= Data for the task =
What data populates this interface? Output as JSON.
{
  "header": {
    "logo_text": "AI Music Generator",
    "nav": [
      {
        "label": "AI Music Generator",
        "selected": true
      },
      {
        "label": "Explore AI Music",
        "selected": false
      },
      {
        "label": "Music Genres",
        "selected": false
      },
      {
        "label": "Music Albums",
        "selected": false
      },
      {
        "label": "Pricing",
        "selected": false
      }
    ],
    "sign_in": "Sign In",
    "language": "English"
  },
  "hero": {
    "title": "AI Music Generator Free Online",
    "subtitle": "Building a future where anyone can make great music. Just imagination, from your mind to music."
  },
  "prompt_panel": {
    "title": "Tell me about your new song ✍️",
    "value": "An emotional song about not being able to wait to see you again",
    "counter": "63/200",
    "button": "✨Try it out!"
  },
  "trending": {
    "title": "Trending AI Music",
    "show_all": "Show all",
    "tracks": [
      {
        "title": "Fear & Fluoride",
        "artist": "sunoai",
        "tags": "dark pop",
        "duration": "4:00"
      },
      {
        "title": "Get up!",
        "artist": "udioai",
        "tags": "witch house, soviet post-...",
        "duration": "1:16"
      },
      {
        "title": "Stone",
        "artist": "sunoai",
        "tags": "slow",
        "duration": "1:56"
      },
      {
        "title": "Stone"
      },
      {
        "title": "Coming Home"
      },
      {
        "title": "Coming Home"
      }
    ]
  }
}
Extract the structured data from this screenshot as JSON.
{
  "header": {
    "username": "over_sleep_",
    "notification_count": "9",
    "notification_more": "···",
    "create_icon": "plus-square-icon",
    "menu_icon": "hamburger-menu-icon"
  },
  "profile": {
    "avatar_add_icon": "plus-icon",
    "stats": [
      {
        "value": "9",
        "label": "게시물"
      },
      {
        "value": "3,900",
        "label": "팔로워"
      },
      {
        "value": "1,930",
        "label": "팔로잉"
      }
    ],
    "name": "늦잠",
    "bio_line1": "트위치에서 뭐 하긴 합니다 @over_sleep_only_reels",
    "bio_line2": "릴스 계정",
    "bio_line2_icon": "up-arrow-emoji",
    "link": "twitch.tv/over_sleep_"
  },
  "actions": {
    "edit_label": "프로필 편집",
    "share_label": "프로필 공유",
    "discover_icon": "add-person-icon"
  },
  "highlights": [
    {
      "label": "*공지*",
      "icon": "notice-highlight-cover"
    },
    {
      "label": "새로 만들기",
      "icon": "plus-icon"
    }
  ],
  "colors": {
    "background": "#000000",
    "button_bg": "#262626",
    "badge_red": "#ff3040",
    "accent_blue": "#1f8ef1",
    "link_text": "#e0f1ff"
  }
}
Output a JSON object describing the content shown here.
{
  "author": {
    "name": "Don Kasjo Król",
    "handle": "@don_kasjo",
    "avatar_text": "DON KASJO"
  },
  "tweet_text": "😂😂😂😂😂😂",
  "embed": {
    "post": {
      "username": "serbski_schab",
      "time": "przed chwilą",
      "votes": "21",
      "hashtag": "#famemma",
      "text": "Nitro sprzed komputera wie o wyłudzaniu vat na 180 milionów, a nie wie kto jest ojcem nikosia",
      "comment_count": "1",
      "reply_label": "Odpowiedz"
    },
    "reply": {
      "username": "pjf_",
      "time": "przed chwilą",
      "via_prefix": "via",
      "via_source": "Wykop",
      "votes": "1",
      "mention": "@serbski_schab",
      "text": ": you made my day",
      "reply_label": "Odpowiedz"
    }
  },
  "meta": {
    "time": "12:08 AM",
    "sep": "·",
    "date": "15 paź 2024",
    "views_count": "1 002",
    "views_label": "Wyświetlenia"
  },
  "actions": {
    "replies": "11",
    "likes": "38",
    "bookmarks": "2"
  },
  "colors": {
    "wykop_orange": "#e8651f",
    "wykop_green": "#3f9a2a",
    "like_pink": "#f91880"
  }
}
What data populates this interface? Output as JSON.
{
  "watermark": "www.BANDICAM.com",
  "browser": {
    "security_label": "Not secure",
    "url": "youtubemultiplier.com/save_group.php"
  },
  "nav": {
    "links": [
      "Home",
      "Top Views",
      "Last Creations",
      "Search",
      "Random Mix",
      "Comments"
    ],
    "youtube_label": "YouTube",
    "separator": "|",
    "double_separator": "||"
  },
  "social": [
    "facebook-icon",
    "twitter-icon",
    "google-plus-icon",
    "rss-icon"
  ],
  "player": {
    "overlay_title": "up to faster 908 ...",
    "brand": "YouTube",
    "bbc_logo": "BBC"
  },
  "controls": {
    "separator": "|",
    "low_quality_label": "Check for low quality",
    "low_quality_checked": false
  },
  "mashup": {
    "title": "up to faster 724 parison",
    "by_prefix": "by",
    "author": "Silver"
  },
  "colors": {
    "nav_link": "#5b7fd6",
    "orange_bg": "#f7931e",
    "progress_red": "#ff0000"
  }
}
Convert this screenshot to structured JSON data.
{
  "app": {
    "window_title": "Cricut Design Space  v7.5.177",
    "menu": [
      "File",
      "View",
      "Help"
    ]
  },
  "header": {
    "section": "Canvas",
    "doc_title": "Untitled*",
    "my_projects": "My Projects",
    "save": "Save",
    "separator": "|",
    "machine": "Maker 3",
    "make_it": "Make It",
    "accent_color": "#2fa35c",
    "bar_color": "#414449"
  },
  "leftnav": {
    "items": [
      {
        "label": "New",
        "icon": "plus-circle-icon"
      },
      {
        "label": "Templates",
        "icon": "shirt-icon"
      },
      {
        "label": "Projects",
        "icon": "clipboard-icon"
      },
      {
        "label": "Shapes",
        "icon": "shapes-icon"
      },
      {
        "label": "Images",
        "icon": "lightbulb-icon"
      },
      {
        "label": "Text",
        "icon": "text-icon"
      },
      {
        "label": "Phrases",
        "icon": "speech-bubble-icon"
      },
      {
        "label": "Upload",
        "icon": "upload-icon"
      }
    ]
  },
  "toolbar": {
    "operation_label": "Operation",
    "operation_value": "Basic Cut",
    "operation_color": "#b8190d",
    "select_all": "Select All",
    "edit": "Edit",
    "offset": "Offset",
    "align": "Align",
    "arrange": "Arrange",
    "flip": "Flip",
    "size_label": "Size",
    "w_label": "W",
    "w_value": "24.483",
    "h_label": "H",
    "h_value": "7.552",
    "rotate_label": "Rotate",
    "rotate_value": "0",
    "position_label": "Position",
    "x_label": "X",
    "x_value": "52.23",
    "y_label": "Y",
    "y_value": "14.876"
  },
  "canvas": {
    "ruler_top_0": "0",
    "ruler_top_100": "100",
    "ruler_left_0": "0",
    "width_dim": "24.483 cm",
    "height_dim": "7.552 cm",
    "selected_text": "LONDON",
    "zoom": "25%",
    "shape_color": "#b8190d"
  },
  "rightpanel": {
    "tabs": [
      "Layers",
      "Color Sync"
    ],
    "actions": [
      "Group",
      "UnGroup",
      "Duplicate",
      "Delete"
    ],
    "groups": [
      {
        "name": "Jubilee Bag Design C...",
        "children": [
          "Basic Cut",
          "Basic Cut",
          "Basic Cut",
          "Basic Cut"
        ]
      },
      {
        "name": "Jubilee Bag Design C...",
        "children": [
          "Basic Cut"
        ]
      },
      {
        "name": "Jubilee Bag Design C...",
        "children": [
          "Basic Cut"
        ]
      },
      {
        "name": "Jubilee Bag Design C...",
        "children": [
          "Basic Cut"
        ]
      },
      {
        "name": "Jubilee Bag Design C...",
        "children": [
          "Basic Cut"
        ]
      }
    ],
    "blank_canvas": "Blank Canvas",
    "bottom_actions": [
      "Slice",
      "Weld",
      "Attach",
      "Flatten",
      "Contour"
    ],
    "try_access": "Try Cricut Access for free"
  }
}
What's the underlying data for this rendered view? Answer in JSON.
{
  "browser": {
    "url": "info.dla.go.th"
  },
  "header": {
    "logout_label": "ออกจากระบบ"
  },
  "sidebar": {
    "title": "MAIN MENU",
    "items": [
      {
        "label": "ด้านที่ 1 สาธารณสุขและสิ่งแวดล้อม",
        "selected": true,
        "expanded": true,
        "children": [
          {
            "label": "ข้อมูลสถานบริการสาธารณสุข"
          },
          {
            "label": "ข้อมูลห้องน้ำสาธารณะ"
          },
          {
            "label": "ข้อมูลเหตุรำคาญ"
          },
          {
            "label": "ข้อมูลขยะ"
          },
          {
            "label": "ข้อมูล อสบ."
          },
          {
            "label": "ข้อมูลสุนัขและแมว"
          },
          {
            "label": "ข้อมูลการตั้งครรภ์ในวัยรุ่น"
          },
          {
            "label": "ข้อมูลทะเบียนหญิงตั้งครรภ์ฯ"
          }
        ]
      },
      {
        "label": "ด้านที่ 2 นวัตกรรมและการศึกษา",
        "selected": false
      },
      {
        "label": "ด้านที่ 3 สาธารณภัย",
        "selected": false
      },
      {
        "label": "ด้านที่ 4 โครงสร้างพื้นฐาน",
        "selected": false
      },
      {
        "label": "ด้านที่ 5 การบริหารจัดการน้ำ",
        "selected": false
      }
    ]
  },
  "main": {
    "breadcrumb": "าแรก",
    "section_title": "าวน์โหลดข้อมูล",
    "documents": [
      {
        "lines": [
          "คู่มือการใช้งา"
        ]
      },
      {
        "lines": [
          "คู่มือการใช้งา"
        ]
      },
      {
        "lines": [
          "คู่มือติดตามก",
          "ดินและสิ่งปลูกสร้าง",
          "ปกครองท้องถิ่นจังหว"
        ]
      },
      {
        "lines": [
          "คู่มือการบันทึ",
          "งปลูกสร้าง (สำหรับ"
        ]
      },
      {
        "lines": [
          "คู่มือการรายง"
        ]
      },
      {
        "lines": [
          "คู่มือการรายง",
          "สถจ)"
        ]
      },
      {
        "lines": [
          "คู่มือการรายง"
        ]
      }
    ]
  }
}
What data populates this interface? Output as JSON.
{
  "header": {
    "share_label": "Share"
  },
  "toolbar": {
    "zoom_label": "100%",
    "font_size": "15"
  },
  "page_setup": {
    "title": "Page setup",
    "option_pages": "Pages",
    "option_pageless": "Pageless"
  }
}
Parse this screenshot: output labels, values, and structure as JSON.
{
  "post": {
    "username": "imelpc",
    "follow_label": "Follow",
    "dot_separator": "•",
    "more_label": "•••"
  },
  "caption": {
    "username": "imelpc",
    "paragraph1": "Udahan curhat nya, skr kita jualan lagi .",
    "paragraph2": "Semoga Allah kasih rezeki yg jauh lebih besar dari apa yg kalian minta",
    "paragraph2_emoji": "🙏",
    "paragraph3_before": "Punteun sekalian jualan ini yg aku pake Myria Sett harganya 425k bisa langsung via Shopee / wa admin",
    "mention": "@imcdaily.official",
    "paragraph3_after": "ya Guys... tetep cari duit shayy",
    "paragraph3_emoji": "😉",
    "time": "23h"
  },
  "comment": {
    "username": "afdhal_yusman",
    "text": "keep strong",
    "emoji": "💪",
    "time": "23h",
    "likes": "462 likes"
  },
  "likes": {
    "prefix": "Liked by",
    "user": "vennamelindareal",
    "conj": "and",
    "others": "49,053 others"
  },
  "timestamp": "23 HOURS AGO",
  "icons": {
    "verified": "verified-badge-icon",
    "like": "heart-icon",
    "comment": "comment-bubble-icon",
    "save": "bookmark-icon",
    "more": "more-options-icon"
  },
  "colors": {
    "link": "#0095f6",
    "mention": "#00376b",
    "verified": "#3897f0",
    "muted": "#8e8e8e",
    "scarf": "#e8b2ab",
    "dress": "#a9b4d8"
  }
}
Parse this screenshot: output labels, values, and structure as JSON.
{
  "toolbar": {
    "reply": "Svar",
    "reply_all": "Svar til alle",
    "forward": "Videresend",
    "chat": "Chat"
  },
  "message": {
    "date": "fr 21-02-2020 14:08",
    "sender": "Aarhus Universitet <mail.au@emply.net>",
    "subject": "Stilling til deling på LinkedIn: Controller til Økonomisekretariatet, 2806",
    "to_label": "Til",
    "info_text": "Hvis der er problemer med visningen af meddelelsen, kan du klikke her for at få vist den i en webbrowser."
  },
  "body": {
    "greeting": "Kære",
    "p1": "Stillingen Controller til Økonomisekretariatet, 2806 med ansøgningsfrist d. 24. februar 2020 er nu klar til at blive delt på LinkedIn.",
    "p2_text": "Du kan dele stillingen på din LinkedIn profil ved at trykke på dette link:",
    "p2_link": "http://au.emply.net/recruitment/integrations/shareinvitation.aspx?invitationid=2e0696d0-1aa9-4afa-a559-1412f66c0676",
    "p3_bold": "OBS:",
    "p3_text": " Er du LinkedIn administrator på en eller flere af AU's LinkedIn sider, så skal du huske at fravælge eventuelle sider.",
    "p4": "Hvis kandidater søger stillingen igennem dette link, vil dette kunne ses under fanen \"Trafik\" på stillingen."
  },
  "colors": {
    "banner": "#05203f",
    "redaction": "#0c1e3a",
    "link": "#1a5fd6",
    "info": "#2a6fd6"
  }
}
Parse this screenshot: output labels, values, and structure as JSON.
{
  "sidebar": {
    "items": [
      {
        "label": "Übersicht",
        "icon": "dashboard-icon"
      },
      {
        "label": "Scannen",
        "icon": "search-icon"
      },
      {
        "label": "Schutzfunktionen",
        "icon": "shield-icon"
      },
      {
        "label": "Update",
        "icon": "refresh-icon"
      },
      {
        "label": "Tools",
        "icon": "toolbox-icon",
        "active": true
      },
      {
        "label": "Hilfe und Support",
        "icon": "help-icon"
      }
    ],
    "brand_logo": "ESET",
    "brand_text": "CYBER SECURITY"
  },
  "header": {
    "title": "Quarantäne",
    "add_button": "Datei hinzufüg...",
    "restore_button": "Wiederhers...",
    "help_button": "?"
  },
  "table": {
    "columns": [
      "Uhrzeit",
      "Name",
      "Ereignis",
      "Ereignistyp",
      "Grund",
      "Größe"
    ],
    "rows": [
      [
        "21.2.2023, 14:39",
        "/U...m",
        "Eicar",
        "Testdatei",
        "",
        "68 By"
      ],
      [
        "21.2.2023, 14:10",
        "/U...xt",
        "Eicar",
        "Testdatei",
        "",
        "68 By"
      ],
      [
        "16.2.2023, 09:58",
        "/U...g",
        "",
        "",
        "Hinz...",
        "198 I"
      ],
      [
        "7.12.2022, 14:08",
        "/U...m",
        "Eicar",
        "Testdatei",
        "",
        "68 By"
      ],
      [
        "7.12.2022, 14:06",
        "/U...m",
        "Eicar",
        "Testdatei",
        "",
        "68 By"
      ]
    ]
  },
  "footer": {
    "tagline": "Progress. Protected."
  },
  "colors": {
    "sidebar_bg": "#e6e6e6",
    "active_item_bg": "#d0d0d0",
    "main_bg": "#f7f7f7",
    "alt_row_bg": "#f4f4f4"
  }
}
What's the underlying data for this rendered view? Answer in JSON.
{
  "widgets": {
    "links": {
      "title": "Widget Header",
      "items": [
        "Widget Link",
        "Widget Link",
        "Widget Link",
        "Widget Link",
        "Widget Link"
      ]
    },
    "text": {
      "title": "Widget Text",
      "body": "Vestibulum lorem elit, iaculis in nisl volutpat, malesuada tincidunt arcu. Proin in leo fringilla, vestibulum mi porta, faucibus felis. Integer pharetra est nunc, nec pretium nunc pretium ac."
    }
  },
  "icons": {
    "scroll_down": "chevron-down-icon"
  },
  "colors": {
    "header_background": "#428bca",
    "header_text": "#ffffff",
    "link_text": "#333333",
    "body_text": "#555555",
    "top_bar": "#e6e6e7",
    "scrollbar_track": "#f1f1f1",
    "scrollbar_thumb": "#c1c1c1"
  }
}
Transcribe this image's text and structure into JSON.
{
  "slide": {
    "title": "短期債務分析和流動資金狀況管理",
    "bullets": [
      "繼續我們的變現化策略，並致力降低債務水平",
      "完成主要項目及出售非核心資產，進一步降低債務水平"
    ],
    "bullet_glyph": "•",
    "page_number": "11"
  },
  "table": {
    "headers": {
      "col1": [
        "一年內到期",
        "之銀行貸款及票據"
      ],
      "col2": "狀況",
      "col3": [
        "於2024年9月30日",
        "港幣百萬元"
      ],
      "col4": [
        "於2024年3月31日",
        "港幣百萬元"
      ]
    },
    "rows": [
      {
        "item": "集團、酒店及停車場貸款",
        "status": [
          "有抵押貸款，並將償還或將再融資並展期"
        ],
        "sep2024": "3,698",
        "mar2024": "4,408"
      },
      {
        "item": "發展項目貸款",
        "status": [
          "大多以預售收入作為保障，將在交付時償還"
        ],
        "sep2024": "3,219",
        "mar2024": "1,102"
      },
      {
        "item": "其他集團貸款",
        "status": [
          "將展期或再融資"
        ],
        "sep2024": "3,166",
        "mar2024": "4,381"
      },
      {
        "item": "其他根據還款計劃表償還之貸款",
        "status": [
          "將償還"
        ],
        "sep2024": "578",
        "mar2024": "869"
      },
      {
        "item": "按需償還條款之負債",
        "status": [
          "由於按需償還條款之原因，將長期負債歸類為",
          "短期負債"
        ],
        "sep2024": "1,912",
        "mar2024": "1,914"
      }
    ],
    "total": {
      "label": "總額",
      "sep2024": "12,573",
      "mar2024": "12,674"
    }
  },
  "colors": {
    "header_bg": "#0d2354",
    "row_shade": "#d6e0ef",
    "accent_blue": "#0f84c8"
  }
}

= Aim of the task =
How many of the lines above include the word "true"? Respond with the number alone.

= Worked answer =
4